Data entries –
— Start —

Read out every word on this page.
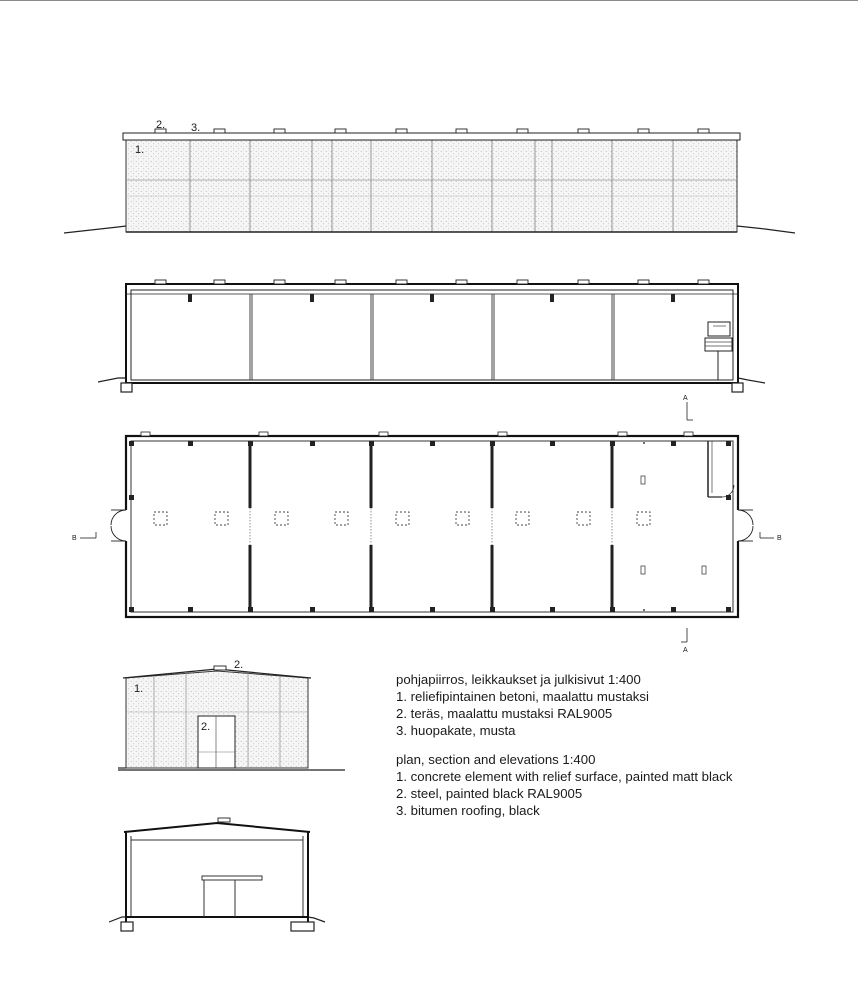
2. 3.
1.
A
B	B
A
2.
1.
2.
pohjapiirros, leikkaukset ja julkisivut 1:400
1. reliefipintainen betoni, maalattu mustaksi
2. teräs, maalattu mustaksi RAL9005
3. huopakate, musta
plan, section and elevations 1:400
1. concrete element with relief surface, painted matt black
2. steel, painted black RAL9005
3. bitumen roofing, black
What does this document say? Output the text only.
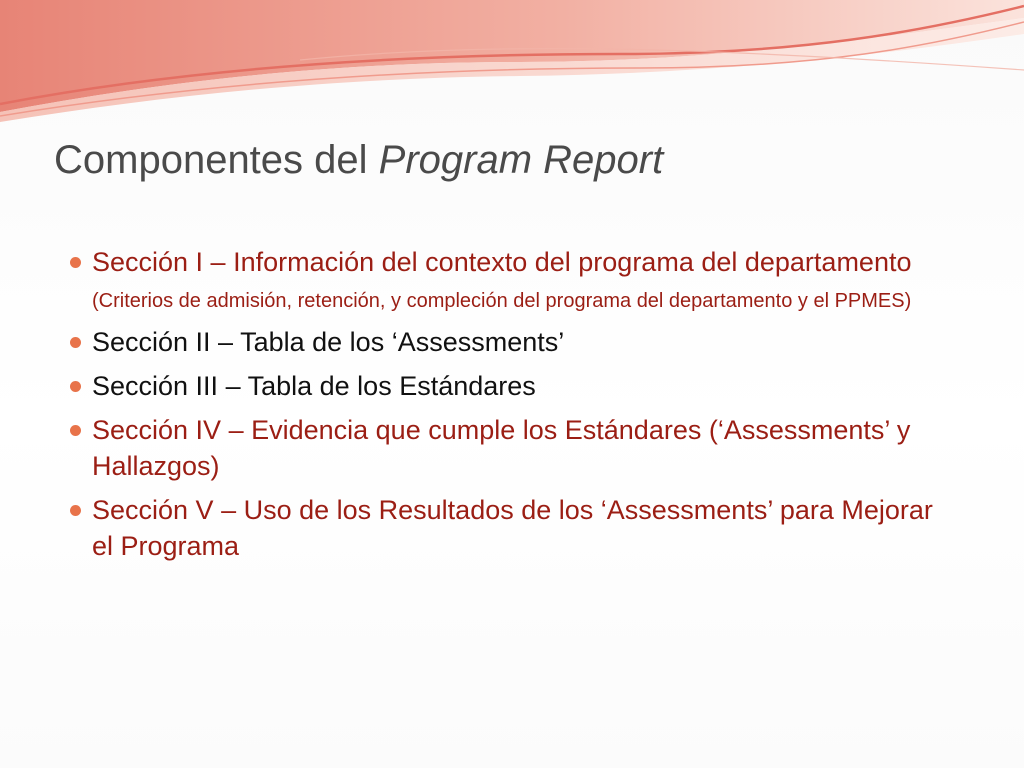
Componentes del Program Report
Sección I – Información del contexto del programa del departamento (Criterios de admisión, retención, y compleción del programa del departamento y el PPMES)
Sección II – Tabla de los ‘Assessments’
Sección III – Tabla de los Estándares
Sección IV – Evidencia que cumple los Estándares (‘Assessments’ y Hallazgos)
Sección V – Uso de los Resultados de los ‘Assessments’ para Mejorar el Programa
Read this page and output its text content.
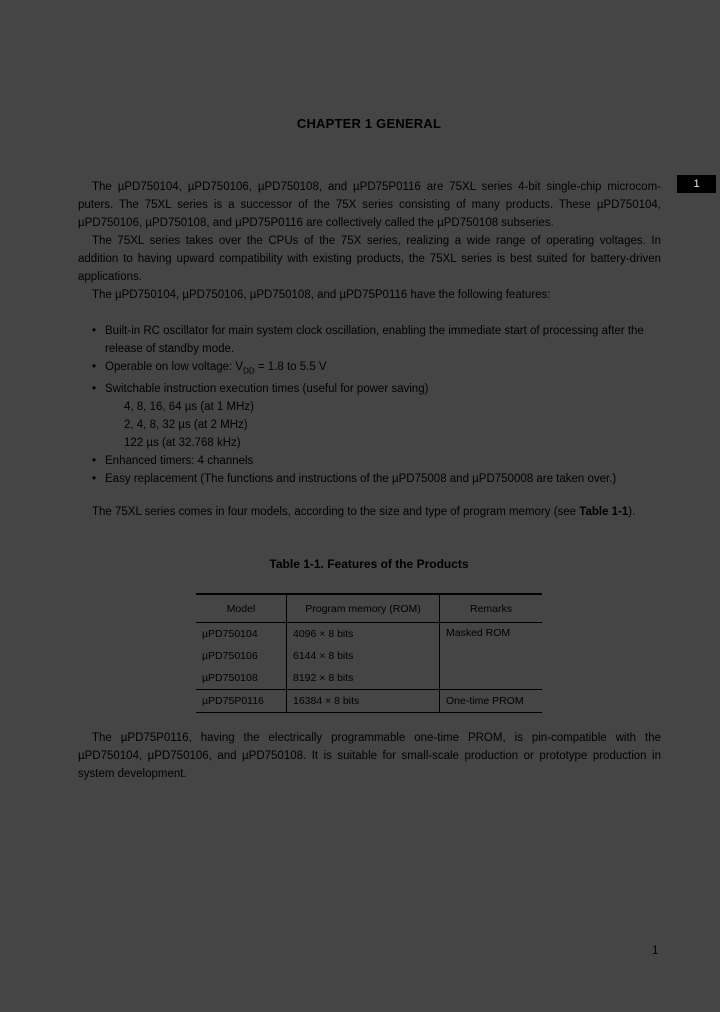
CHAPTER 1 GENERAL
1

The µPD750104, µPD750106, µPD750108, and µPD75P0116 are 75XL series 4-bit single-chip microcom-puters. The 75XL series is a successor of the 75X series consisting of many products. These µPD750104, µPD750106, µPD750108, and µPD75P0116 are collectively called the µPD750108 subseries.

The 75XL series takes over the CPUs of the 75X series, realizing a wide range of operating voltages. In addition to having upward compatibility with existing products, the 75XL series is best suited for battery-driven applications.

The µPD750104, µPD750106, µPD750108, and µPD75P0116 have the following features:

• Built-in RC oscillator for main system clock oscillation, enabling the immediate start of processing after the release of standby mode.
• Operable on low voltage: $V_{DD} = 1.8$ to 5.5 V
• Switchable instruction execution times (useful for power saving)
4, 8, 16, 64 µs (at 1 MHz)
2, 4, 8, 32 µs (at 2 MHz)
122 µs (at 32.768 kHz)
• Enhanced timers: 4 channels
• Easy replacement (The functions and instructions of the µPD75008 and µPD750008 are taken over.)

The 75XL series comes in four models, according to the size and type of program memory (see Table 1-1).

Table 1-1. Features of the Products
Model	Program memory (ROM)	Remarks
µPD750104	4096 × 8 bits	Masked ROM
µPD750106	6144 × 8 bits	
µPD750108	8192 × 8 bits	
µPD75P0116	16384 × 8 bits	One-time PROM

The µPD75P0116, having the electrically programmable one-time PROM, is pin-compatible with the µPD750104, µPD750106, and µPD750108. It is suitable for small-scale production or prototype production in system development.

1
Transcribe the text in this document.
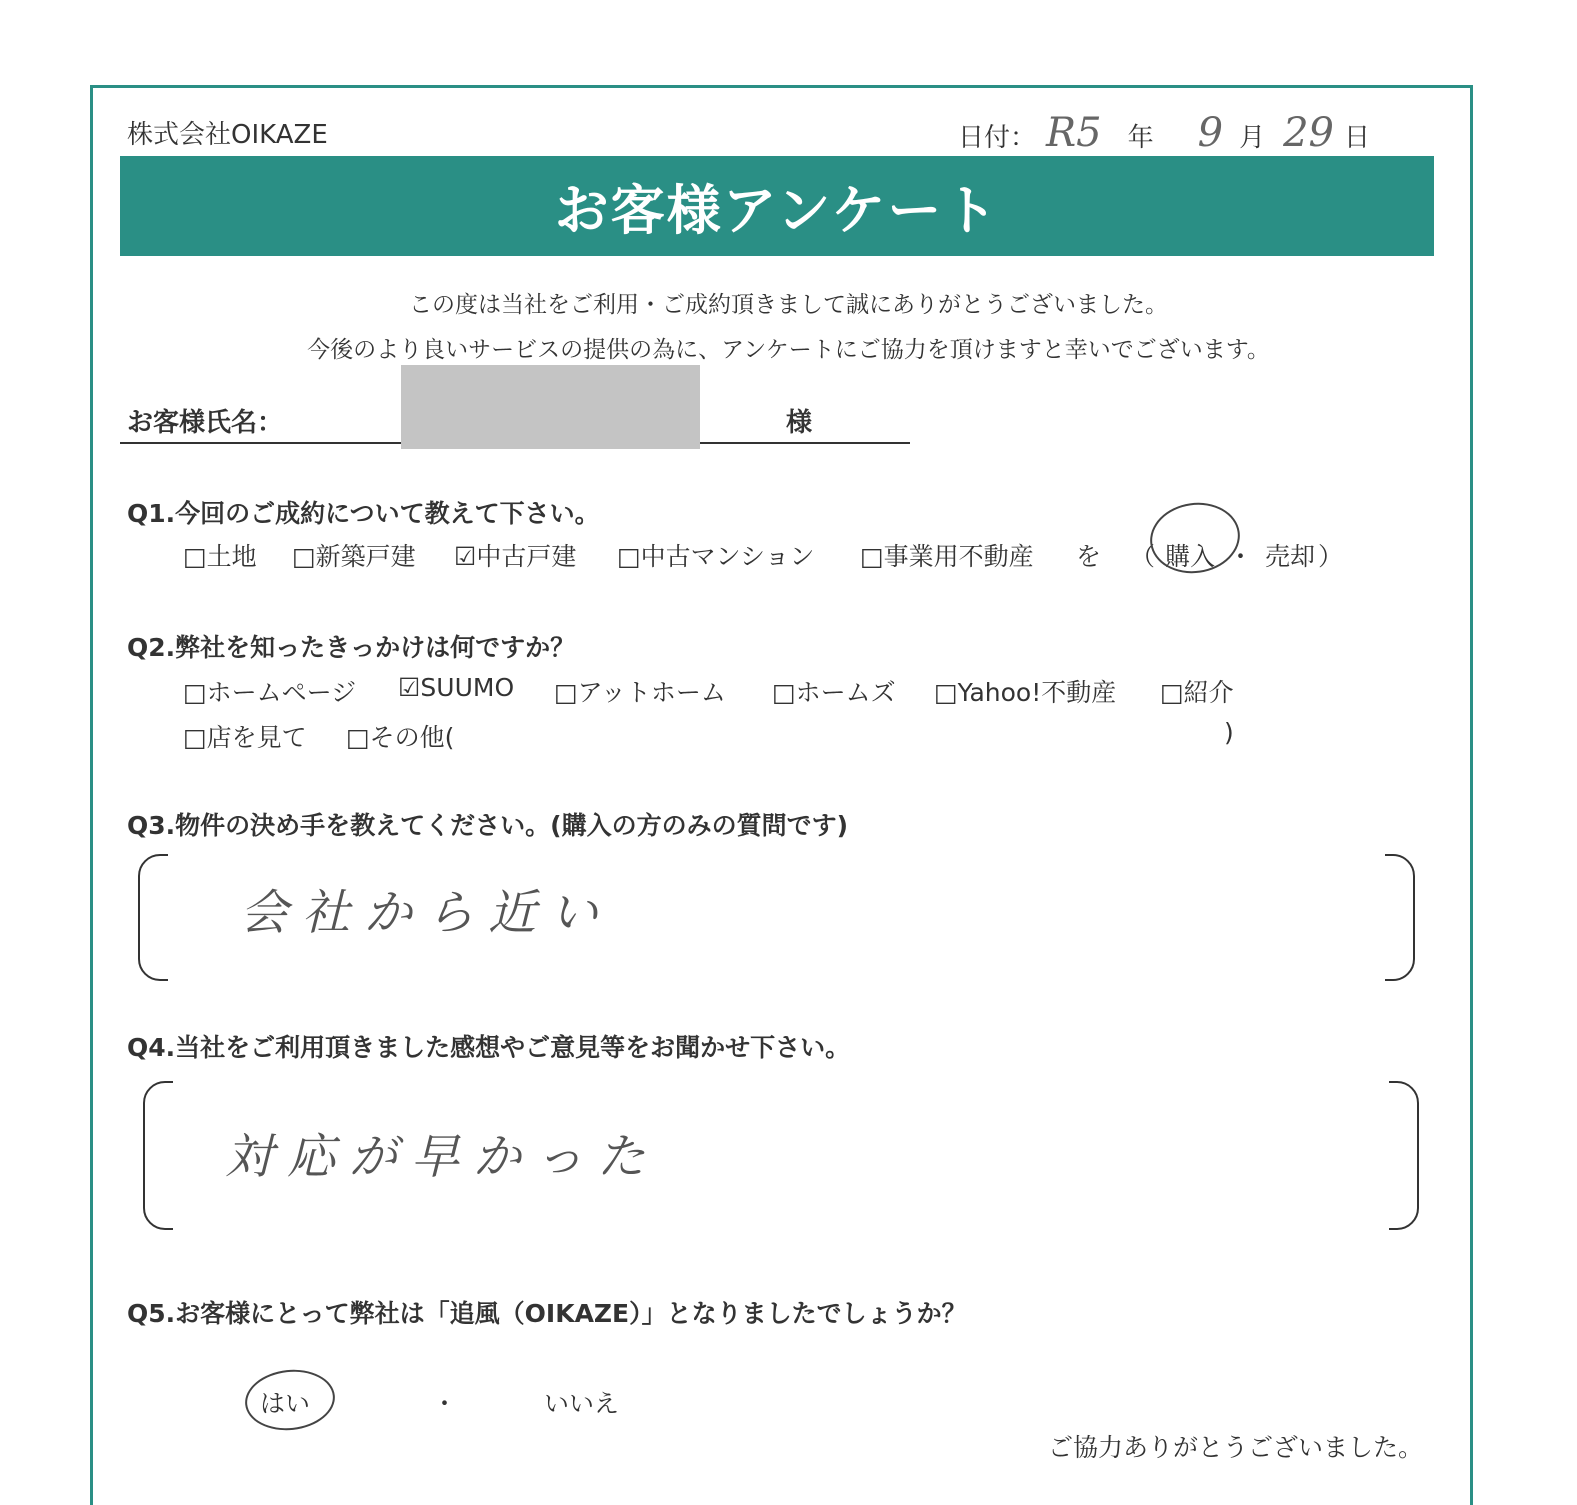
株式会社OIKAZE	日付： R5 年 9 月 29 日
お客様アンケート
この度は当社をご利用・ご成約頂きまして誠にありがとうございました。
今後のより良いサービスの提供の為に、アンケートにご協力を頂けますと幸いでございます。
お客様氏名：	様
Q1.今回のご成約について教えて下さい。
□土地 □新築戸建 ☑中古戸建 □中古マンション □事業用不動産 を （ 購入 ・ 売却 ）
Q2.弊社を知ったきっかけは何ですか？
□ホームページ ☑SUUMO □アットホーム □ホームズ □Yahoo!不動産 □紹介
□店を見て □その他(	)
Q3.物件の決め手を教えてください。(購入の方のみの質問です)
会社から近い
Q4.当社をご利用頂きました感想やご意見等をお聞かせ下さい。
対応が早かった
Q5.お客様にとって弊社は「追風（OIKAZE）」となりましたでしょうか？
はい	・	いいえ
ご協力ありがとうございました。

— End —

Given request –
Pictures stay out; repeat all the rest of the records exactly.

Result –
Read out every word on this page.
2. 3.
1.
A
B	B
A
2.
1.
2.
pohjapiirros, leikkaukset ja julkisivut 1:400
1. reliefipintainen betoni, maalattu mustaksi
2. teräs, maalattu mustaksi RAL9005
3. huopakate, musta
plan, section and elevations 1:400
1. concrete element with relief surface, painted matt black
2. steel, painted black RAL9005
3. bitumen roofing, black
What does this document say? Output the text only.
Componentes del Program Report
Sección I – Información del contexto del programa del departamento (Criterios de admisión, retención, y compleción del programa del departamento y el PPMES)
Sección II – Tabla de los ‘Assessments’
Sección III – Tabla de los Estándares
Sección IV – Evidencia que cumple los Estándares (‘Assessments’ y Hallazgos)
Sección V – Uso de los Resultados de los ‘Assessments’ para Mejorar el Programa
Read this page and output its text content.
CHAPTER 1 GENERAL
1

The µPD750104, µPD750106, µPD750108, and µPD75P0116 are 75XL series 4-bit single-chip microcom-puters. The 75XL series is a successor of the 75X series consisting of many products. These µPD750104, µPD750106, µPD750108, and µPD75P0116 are collectively called the µPD750108 subseries.

The 75XL series takes over the CPUs of the 75X series, realizing a wide range of operating voltages. In addition to having upward compatibility with existing products, the 75XL series is best suited for battery-driven applications.

The µPD750104, µPD750106, µPD750108, and µPD75P0116 have the following features:

• Built-in RC oscillator for main system clock oscillation, enabling the immediate start of processing after the release of standby mode.
• Operable on low voltage: $V_{DD} = 1.8$ to 5.5 V
• Switchable instruction execution times (useful for power saving)
4, 8, 16, 64 µs (at 1 MHz)
2, 4, 8, 32 µs (at 2 MHz)
122 µs (at 32.768 kHz)
• Enhanced timers: 4 channels
• Easy replacement (The functions and instructions of the µPD75008 and µPD750008 are taken over.)

The 75XL series comes in four models, according to the size and type of program memory (see Table 1-1).

Table 1-1. Features of the Products
Model	Program memory (ROM)	Remarks
µPD750104	4096 × 8 bits	Masked ROM
µPD750106	6144 × 8 bits	
µPD750108	8192 × 8 bits	
µPD75P0116	16384 × 8 bits	One-time PROM

The µPD75P0116, having the electrically programmable one-time PROM, is pin-compatible with the µPD750104, µPD750106, and µPD750108. It is suitable for small-scale production or prototype production in system development.

1
Transcribe the text in this document.
株式会社OIKAZE	日付： R5 年 9 月 29 日
お客様アンケート
この度は当社をご利用・ご成約頂きまして誠にありがとうございました。
今後のより良いサービスの提供の為に、アンケートにご協力を頂けますと幸いでございます。
お客様氏名：	様
Q1.今回のご成約について教えて下さい。
□土地 □新築戸建 ☑中古戸建 □中古マンション □事業用不動産 を （ 購入 ・ 売却 ）
Q2.弊社を知ったきっかけは何ですか？
□ホームページ ☑SUUMO □アットホーム □ホームズ □Yahoo!不動産 □紹介
□店を見て □その他(	)
Q3.物件の決め手を教えてください。(購入の方のみの質問です)
会社から近い
Q4.当社をご利用頂きました感想やご意見等をお聞かせ下さい。
対応が早かった
Q5.お客様にとって弊社は「追風（OIKAZE）」となりましたでしょうか？
はい	・	いいえ
ご協力ありがとうございました。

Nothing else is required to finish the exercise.